··· Provided entries ···

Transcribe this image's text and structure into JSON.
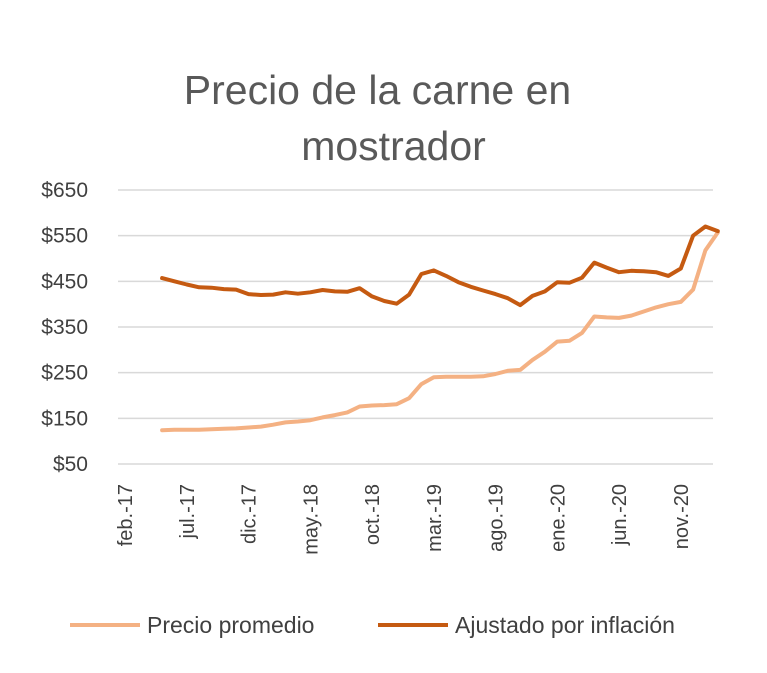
{
  "chart_data": {
    "type": "line",
    "title_lines": [
      "Precio de la carne en",
      "mostrador"
    ],
    "y_tick_labels": [
      "$650",
      "$550",
      "$450",
      "$350",
      "$250",
      "$150",
      "$50"
    ],
    "y_ticks": [
      650,
      550,
      450,
      350,
      250,
      150,
      50
    ],
    "ylim": [
      50,
      650
    ],
    "x_tick_labels": [
      "feb.-17",
      "jul.-17",
      "dic.-17",
      "may.-18",
      "oct.-18",
      "mar.-19",
      "ago.-19",
      "ene.-20",
      "jun.-20",
      "nov.-20"
    ],
    "x_tick_positions": [
      0,
      5,
      10,
      15,
      20,
      25,
      30,
      35,
      40,
      45
    ],
    "x_range": [
      0,
      49
    ],
    "gridlines": true,
    "legend_position": "bottom",
    "series": [
      {
        "name": "Precio promedio",
        "color": "#F4B183",
        "x": [
          3,
          4,
          5,
          6,
          7,
          8,
          9,
          10,
          11,
          12,
          13,
          14,
          15,
          16,
          17,
          18,
          19,
          20,
          21,
          22,
          23,
          24,
          25,
          26,
          27,
          28,
          29,
          30,
          31,
          32,
          33,
          34,
          35,
          36,
          37,
          38,
          39,
          40,
          41,
          42,
          43,
          44,
          45,
          46,
          47,
          48
        ],
        "values": [
          124,
          125,
          125,
          125,
          126,
          127,
          128,
          130,
          132,
          136,
          141,
          143,
          146,
          152,
          157,
          163,
          176,
          178,
          179,
          181,
          194,
          225,
          240,
          241,
          241,
          241,
          242,
          247,
          254,
          256,
          278,
          296,
          318,
          320,
          337,
          373,
          371,
          370,
          375,
          384,
          393,
          400,
          405,
          432,
          518,
          557
        ]
      },
      {
        "name": "Ajustado por inflación",
        "color": "#C55A11",
        "x": [
          3,
          4,
          5,
          6,
          7,
          8,
          9,
          10,
          11,
          12,
          13,
          14,
          15,
          16,
          17,
          18,
          19,
          20,
          21,
          22,
          23,
          24,
          25,
          26,
          27,
          28,
          29,
          30,
          31,
          32,
          33,
          34,
          35,
          36,
          37,
          38,
          39,
          40,
          41,
          42,
          43,
          44,
          45,
          46,
          47,
          48
        ],
        "values": [
          457,
          450,
          443,
          437,
          436,
          433,
          432,
          422,
          420,
          421,
          426,
          423,
          426,
          431,
          428,
          427,
          435,
          417,
          407,
          401,
          421,
          466,
          474,
          462,
          448,
          438,
          430,
          422,
          413,
          398,
          418,
          428,
          448,
          447,
          458,
          491,
          480,
          470,
          473,
          472,
          470,
          462,
          478,
          550,
          570,
          560
        ]
      }
    ]
  }
}
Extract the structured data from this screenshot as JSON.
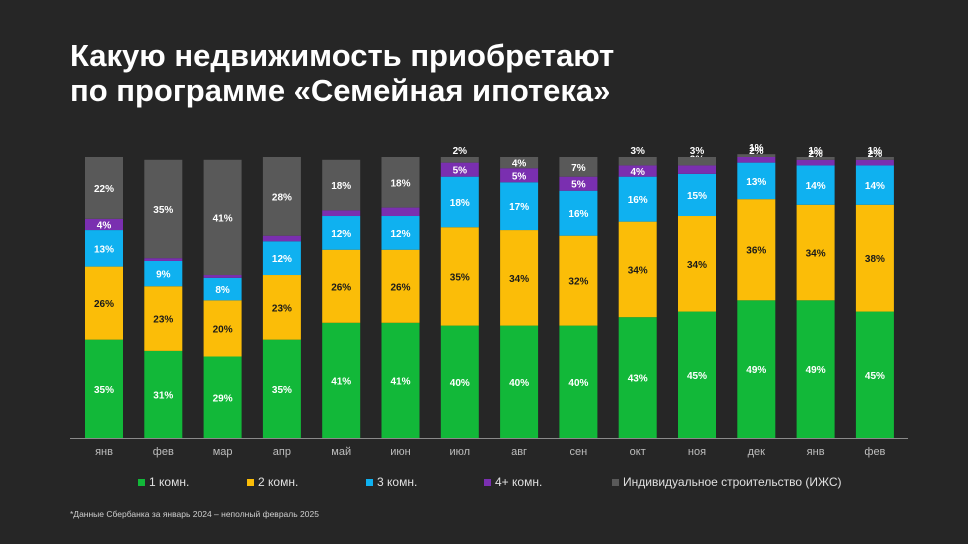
{
  "title": {
    "line1": "Какую недвижимость приобретают",
    "line2": "по программе «Семейная ипотека»"
  },
  "chart_data": {
    "type": "bar",
    "stacked": true,
    "percent_stacked": true,
    "categories": [
      "янв",
      "фев",
      "мар",
      "апр",
      "май",
      "июн",
      "июл",
      "авг",
      "сен",
      "окт",
      "ноя",
      "дек",
      "янв",
      "фев"
    ],
    "series": [
      {
        "name": "1 комн.",
        "color": "#12b839",
        "values": [
          35,
          31,
          29,
          35,
          41,
          41,
          40,
          40,
          40,
          43,
          45,
          49,
          49,
          45
        ]
      },
      {
        "name": "2 комн.",
        "color": "#fbbd08",
        "values": [
          26,
          23,
          20,
          23,
          26,
          26,
          35,
          34,
          32,
          34,
          34,
          36,
          34,
          38
        ]
      },
      {
        "name": "3 комн.",
        "color": "#0fb1f0",
        "values": [
          13,
          9,
          8,
          12,
          12,
          12,
          18,
          17,
          16,
          16,
          15,
          13,
          14,
          14
        ]
      },
      {
        "name": "4+ комн.",
        "color": "#7a2fb0",
        "values": [
          4,
          1,
          1,
          2,
          2,
          3,
          5,
          5,
          5,
          4,
          3,
          2,
          2,
          2
        ]
      },
      {
        "name": "Индивидуальное строительство (ИЖС)",
        "color": "#595959",
        "values": [
          22,
          35,
          41,
          28,
          18,
          18,
          2,
          4,
          7,
          3,
          3,
          1,
          1,
          1
        ]
      }
    ],
    "value_suffix": "%",
    "ylim": [
      0,
      100
    ],
    "grid": false,
    "legend_position": "bottom"
  },
  "footnote": "*Данные Сбербанка за январь 2024 – неполный февраль 2025"
}
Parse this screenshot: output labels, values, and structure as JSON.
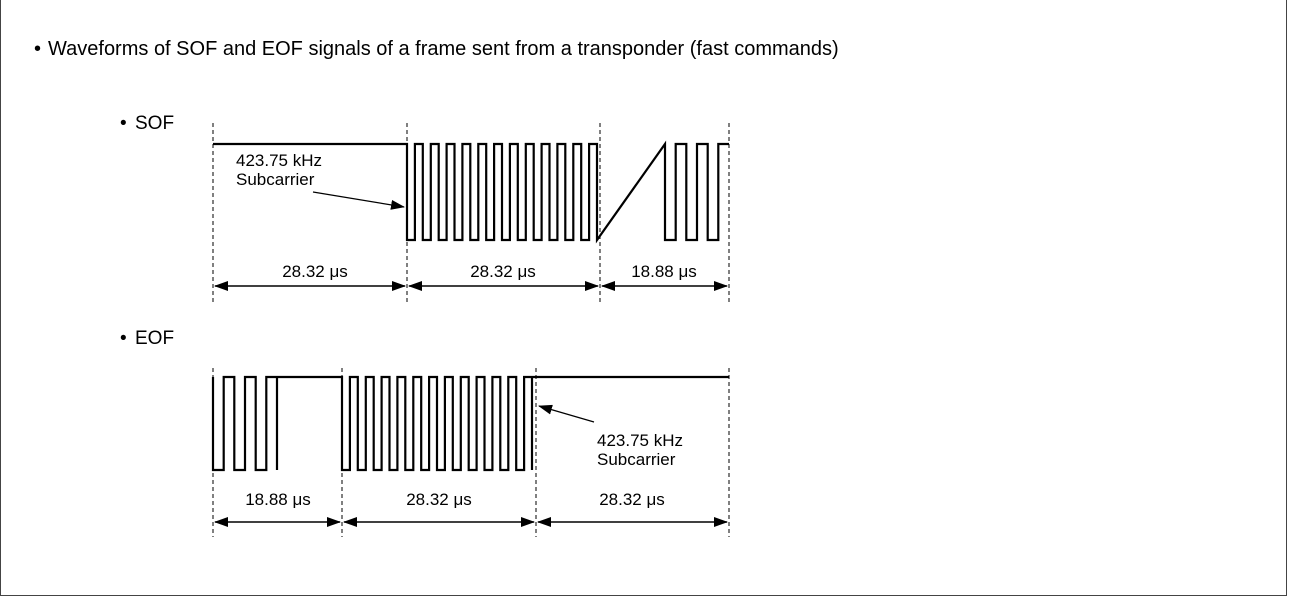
{
  "title": "Waveforms of SOF and EOF signals of a frame sent from a transponder (fast commands)",
  "sof": {
    "heading": "SOF",
    "subcarrier_line1": "423.75 kHz",
    "subcarrier_line2": "Subcarrier",
    "durations": [
      "28.32 μs",
      "28.32 μs",
      "18.88 μs"
    ]
  },
  "eof": {
    "heading": "EOF",
    "subcarrier_line1": "423.75 kHz",
    "subcarrier_line2": "Subcarrier",
    "durations": [
      "18.88 μs",
      "28.32 μs",
      "28.32 μs"
    ]
  },
  "bullet": "•"
}
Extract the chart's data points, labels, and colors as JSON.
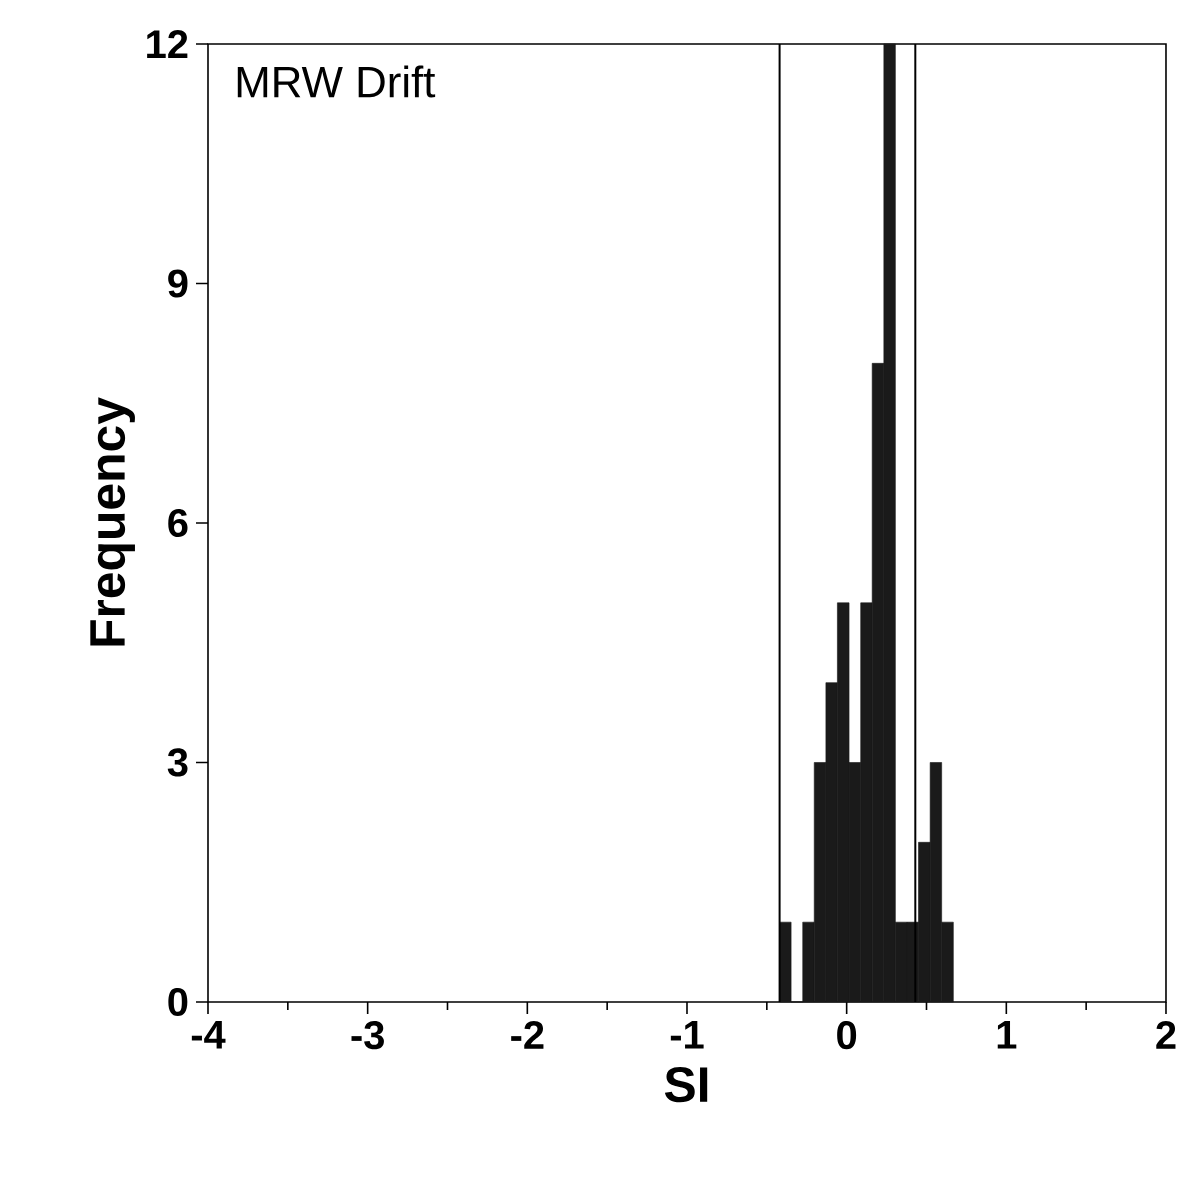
{
  "chart_data": {
    "type": "histogram",
    "title": "MRW Drift",
    "xlabel": "SI",
    "ylabel": "Frequency",
    "bins": [
      -0.42,
      -0.348,
      -0.275,
      -0.203,
      -0.13,
      -0.058,
      0.015,
      0.088,
      0.16,
      0.233,
      0.305,
      0.378,
      0.45,
      0.523,
      0.595,
      0.668
    ],
    "values": [
      1,
      0,
      1,
      3,
      4,
      5,
      3,
      5,
      8,
      12,
      1,
      1,
      2,
      3,
      1
    ],
    "color": "#1a1a1a",
    "xlim": [
      -4,
      2
    ],
    "ylim": [
      0,
      12
    ],
    "xticks": [
      -4,
      -3,
      -2,
      -1,
      0,
      1,
      2
    ],
    "yticks": [
      0,
      3,
      6,
      9,
      12
    ],
    "ref_lines": [
      {
        "axis": "x",
        "value": -0.42,
        "color": "#000000"
      },
      {
        "axis": "x",
        "value": 0.43,
        "color": "#000000"
      }
    ],
    "grid": false
  }
}
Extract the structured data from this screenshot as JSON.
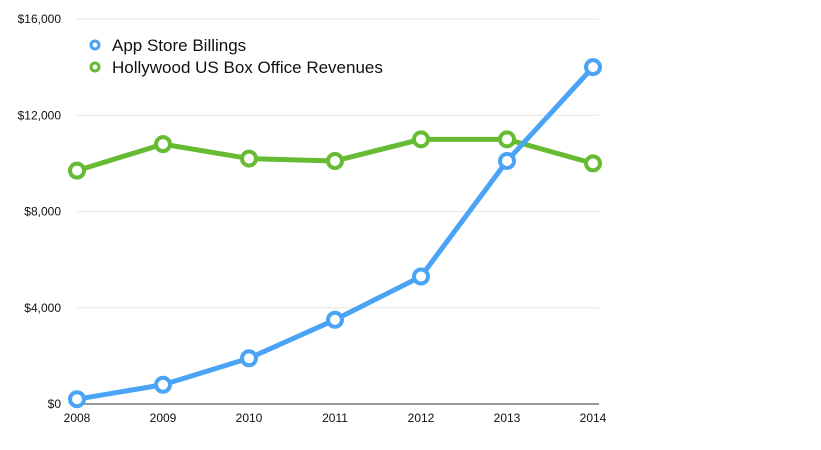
{
  "chart_data": {
    "type": "line",
    "title": "",
    "xlabel": "",
    "ylabel": "",
    "categories": [
      "2008",
      "2009",
      "2010",
      "2011",
      "2012",
      "2013",
      "2014"
    ],
    "ylim": [
      0,
      16000
    ],
    "yticks": [
      0,
      4000,
      8000,
      12000,
      16000
    ],
    "ytick_labels": [
      "$0",
      "$4,000",
      "$8,000",
      "$12,000",
      "$16,000"
    ],
    "grid": true,
    "legend_position": "top-left",
    "series": [
      {
        "name": "App Store Billings",
        "color": "#4aa3f5",
        "values": [
          200,
          800,
          1900,
          3500,
          5300,
          10100,
          14000
        ]
      },
      {
        "name": "Hollywood US Box Office Revenues",
        "color": "#66bb33",
        "values": [
          9700,
          10800,
          10200,
          10100,
          11000,
          11000,
          10000
        ]
      }
    ]
  }
}
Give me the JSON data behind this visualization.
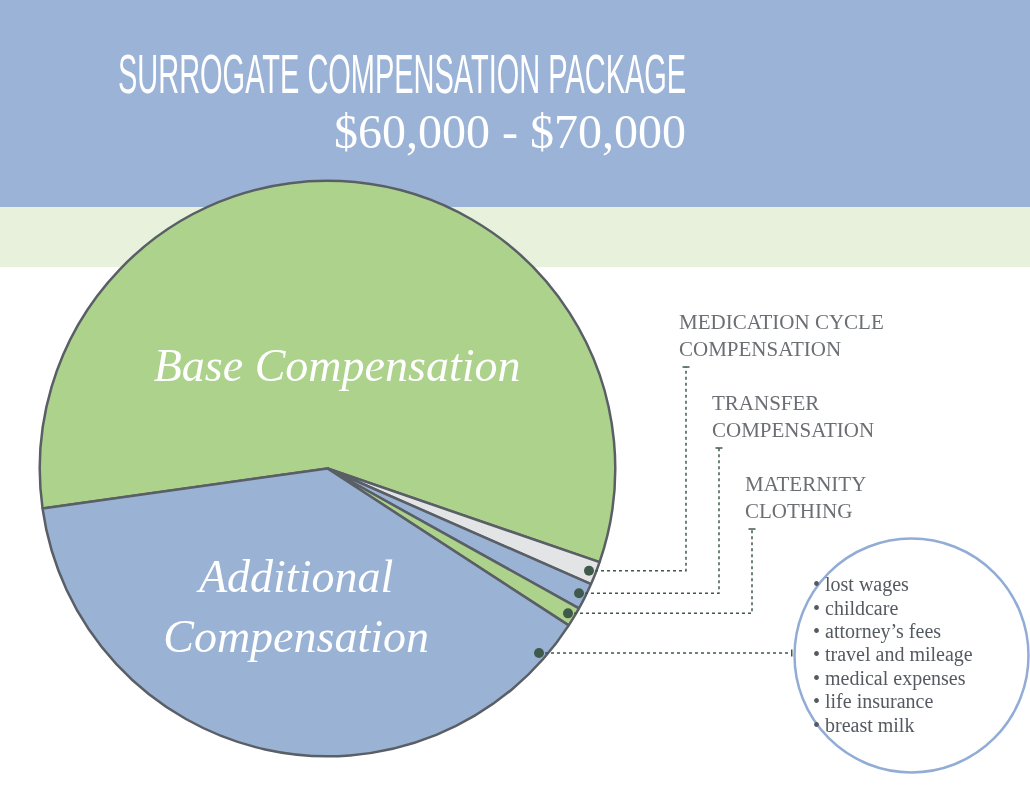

···

[Written instruction]:
From the listing, extract all text exactly as given and drop any picture.

[Complete response]:
Transcribe this image's text and structure into JSON.
{
  "chart_data": {
    "type": "line",
    "title_lines": [
      "Precio de la carne en",
      "mostrador"
    ],
    "y_tick_labels": [
      "$650",
      "$550",
      "$450",
      "$350",
      "$250",
      "$150",
      "$50"
    ],
    "y_ticks": [
      650,
      550,
      450,
      350,
      250,
      150,
      50
    ],
    "ylim": [
      50,
      650
    ],
    "x_tick_labels": [
      "feb.-17",
      "jul.-17",
      "dic.-17",
      "may.-18",
      "oct.-18",
      "mar.-19",
      "ago.-19",
      "ene.-20",
      "jun.-20",
      "nov.-20"
    ],
    "x_tick_positions": [
      0,
      5,
      10,
      15,
      20,
      25,
      30,
      35,
      40,
      45
    ],
    "x_range": [
      0,
      49
    ],
    "gridlines": true,
    "legend_position": "bottom",
    "series": [
      {
        "name": "Precio promedio",
        "color": "#F4B183",
        "x": [
          3,
          4,
          5,
          6,
          7,
          8,
          9,
          10,
          11,
          12,
          13,
          14,
          15,
          16,
          17,
          18,
          19,
          20,
          21,
          22,
          23,
          24,
          25,
          26,
          27,
          28,
          29,
          30,
          31,
          32,
          33,
          34,
          35,
          36,
          37,
          38,
          39,
          40,
          41,
          42,
          43,
          44,
          45,
          46,
          47,
          48
        ],
        "values": [
          124,
          125,
          125,
          125,
          126,
          127,
          128,
          130,
          132,
          136,
          141,
          143,
          146,
          152,
          157,
          163,
          176,
          178,
          179,
          181,
          194,
          225,
          240,
          241,
          241,
          241,
          242,
          247,
          254,
          256,
          278,
          296,
          318,
          320,
          337,
          373,
          371,
          370,
          375,
          384,
          393,
          400,
          405,
          432,
          518,
          557
        ]
      },
      {
        "name": "Ajustado por inflación",
        "color": "#C55A11",
        "x": [
          3,
          4,
          5,
          6,
          7,
          8,
          9,
          10,
          11,
          12,
          13,
          14,
          15,
          16,
          17,
          18,
          19,
          20,
          21,
          22,
          23,
          24,
          25,
          26,
          27,
          28,
          29,
          30,
          31,
          32,
          33,
          34,
          35,
          36,
          37,
          38,
          39,
          40,
          41,
          42,
          43,
          44,
          45,
          46,
          47,
          48
        ],
        "values": [
          457,
          450,
          443,
          437,
          436,
          433,
          432,
          422,
          420,
          421,
          426,
          423,
          426,
          431,
          428,
          427,
          435,
          417,
          407,
          401,
          421,
          466,
          474,
          462,
          448,
          438,
          430,
          422,
          413,
          398,
          418,
          428,
          448,
          447,
          458,
          491,
          480,
          470,
          473,
          472,
          470,
          462,
          478,
          550,
          570,
          560
        ]
      }
    ]
  }
}
Extract the structured data from this screenshot as JSON.
{
  "title": {
    "line1": "Какую недвижимость приобретают",
    "line2": "по программе «Семейная ипотека»"
  },
  "chart_data": {
    "type": "bar",
    "stacked": true,
    "percent_stacked": true,
    "categories": [
      "янв",
      "фев",
      "мар",
      "апр",
      "май",
      "июн",
      "июл",
      "авг",
      "сен",
      "окт",
      "ноя",
      "дек",
      "янв",
      "фев"
    ],
    "series": [
      {
        "name": "1 комн.",
        "color": "#12b839",
        "values": [
          35,
          31,
          29,
          35,
          41,
          41,
          40,
          40,
          40,
          43,
          45,
          49,
          49,
          45
        ]
      },
      {
        "name": "2 комн.",
        "color": "#fbbd08",
        "values": [
          26,
          23,
          20,
          23,
          26,
          26,
          35,
          34,
          32,
          34,
          34,
          36,
          34,
          38
        ]
      },
      {
        "name": "3 комн.",
        "color": "#0fb1f0",
        "values": [
          13,
          9,
          8,
          12,
          12,
          12,
          18,
          17,
          16,
          16,
          15,
          13,
          14,
          14
        ]
      },
      {
        "name": "4+ комн.",
        "color": "#7a2fb0",
        "values": [
          4,
          1,
          1,
          2,
          2,
          3,
          5,
          5,
          5,
          4,
          3,
          2,
          2,
          2
        ]
      },
      {
        "name": "Индивидуальное строительство (ИЖС)",
        "color": "#595959",
        "values": [
          22,
          35,
          41,
          28,
          18,
          18,
          2,
          4,
          7,
          3,
          3,
          1,
          1,
          1
        ]
      }
    ],
    "value_suffix": "%",
    "ylim": [
      0,
      100
    ],
    "grid": false,
    "legend_position": "bottom"
  },
  "footnote": "*Данные Сбербанка за январь 2024 – неполный февраль 2025"
}
Parse this screenshot: output labels, values, and structure as JSON.
{
  "title": "Waveforms of SOF and EOF signals of a frame sent from a transponder (fast commands)",
  "sof": {
    "heading": "SOF",
    "subcarrier_line1": "423.75 kHz",
    "subcarrier_line2": "Subcarrier",
    "durations": [
      "28.32 μs",
      "28.32 μs",
      "18.88 μs"
    ]
  },
  "eof": {
    "heading": "EOF",
    "subcarrier_line1": "423.75 kHz",
    "subcarrier_line2": "Subcarrier",
    "durations": [
      "18.88 μs",
      "28.32 μs",
      "28.32 μs"
    ]
  },
  "bullet": "•"
}
Extract the chart's data points, labels, and colors as JSON.
{
  "chart_data": {
    "type": "histogram",
    "title": "MRW Drift",
    "xlabel": "SI",
    "ylabel": "Frequency",
    "bins": [
      -0.42,
      -0.348,
      -0.275,
      -0.203,
      -0.13,
      -0.058,
      0.015,
      0.088,
      0.16,
      0.233,
      0.305,
      0.378,
      0.45,
      0.523,
      0.595,
      0.668
    ],
    "values": [
      1,
      0,
      1,
      3,
      4,
      5,
      3,
      5,
      8,
      12,
      1,
      1,
      2,
      3,
      1
    ],
    "color": "#1a1a1a",
    "xlim": [
      -4,
      2
    ],
    "ylim": [
      0,
      12
    ],
    "xticks": [
      -4,
      -3,
      -2,
      -1,
      0,
      1,
      2
    ],
    "yticks": [
      0,
      3,
      6,
      9,
      12
    ],
    "ref_lines": [
      {
        "axis": "x",
        "value": -0.42,
        "color": "#000000"
      },
      {
        "axis": "x",
        "value": 0.43,
        "color": "#000000"
      }
    ],
    "grid": false
  }
}
Extract the structured data from this screenshot as JSON.
{
  "chart_data": {
    "type": "line",
    "title": "",
    "xlabel": "",
    "ylabel": "",
    "categories": [
      "2008",
      "2009",
      "2010",
      "2011",
      "2012",
      "2013",
      "2014"
    ],
    "ylim": [
      0,
      16000
    ],
    "yticks": [
      0,
      4000,
      8000,
      12000,
      16000
    ],
    "ytick_labels": [
      "$0",
      "$4,000",
      "$8,000",
      "$12,000",
      "$16,000"
    ],
    "grid": true,
    "legend_position": "top-left",
    "series": [
      {
        "name": "App Store Billings",
        "color": "#4aa3f5",
        "values": [
          200,
          800,
          1900,
          3500,
          5300,
          10100,
          14000
        ]
      },
      {
        "name": "Hollywood US Box Office Revenues",
        "color": "#66bb33",
        "values": [
          9700,
          10800,
          10200,
          10100,
          11000,
          11000,
          10000
        ]
      }
    ]
  }
}
Give me the JSON data behind this visualization.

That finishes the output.